■ **TEXT PASSAGE**:
Tuesday, March 29, 2016

Optimising NginX, Node.JS and networking for heavy workloads

Used in conjunction, NginX and Node.JS are the perfect partnership for high-throughput web applications. They’re both built using event-driven design principles and are able to scale to levels far beyond the classic C10Klimitations afflicting standard web servers such as Apache. Out-of-the-box configuration will get you pretty far, but when you need to start serving upwards of thousands of requests per second on commodity hardware, there’s some extra tweaking you must perform to squeeze every ounce of performance out of your servers.
This article assumes you’re using NginX’s HttpProxyModule to proxy your traffic to one or more upstream node.js servers. We’ll cover tuning sysctl settings in Ubuntu 10.04 and above, as well as node.js application and NginX tuning. You may be able to achieve similar results if you’re using a Debian Linux distribution, but YMMV if you’re using something else.

■ **COLLECTED DATA**:
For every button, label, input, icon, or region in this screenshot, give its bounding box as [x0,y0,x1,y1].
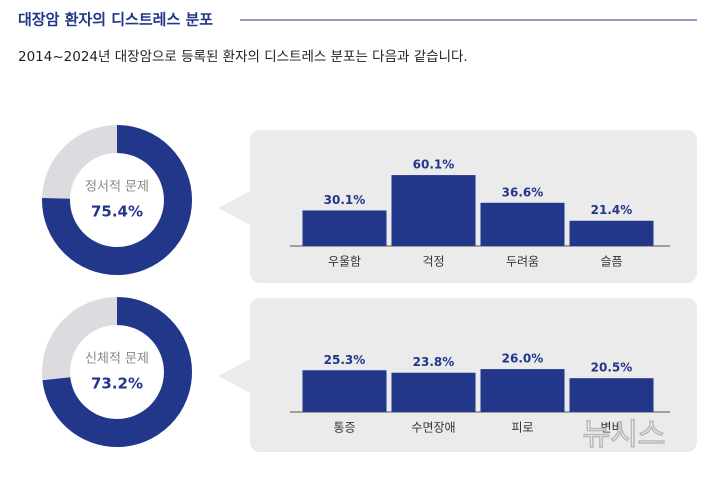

■ **WHAT IS EXPECTED**: Transcribe verbatim the part of the NginX and Node.JS tuning article that opens with the words containing "Used in conjunction, NginX" and closes with "using something else.".

■ **EXERCISE SOLUTION**:
Used in conjunction, NginX and Node.JS are the perfect partnership for high-throughput web applications. They’re both built using event-driven design principles and are able to scale to levels far beyond the classic C10Klimitations afflicting standard web servers such as Apache. Out-of-the-box configuration will get you pretty far, but when you need to start serving upwards of thousands of requests per second on commodity hardware, there’s some extra tweaking you must perform to squeeze every ounce of performance out of your servers.
This article assumes you’re using NginX’s HttpProxyModule to proxy your traffic to one or more upstream node.js servers. We’ll cover tuning sysctl settings in Ubuntu 10.04 and above, as well as node.js application and NginX tuning. You may be able to achieve similar results if you’re using a Debian Linux distribution, but YMMV if you’re using something else.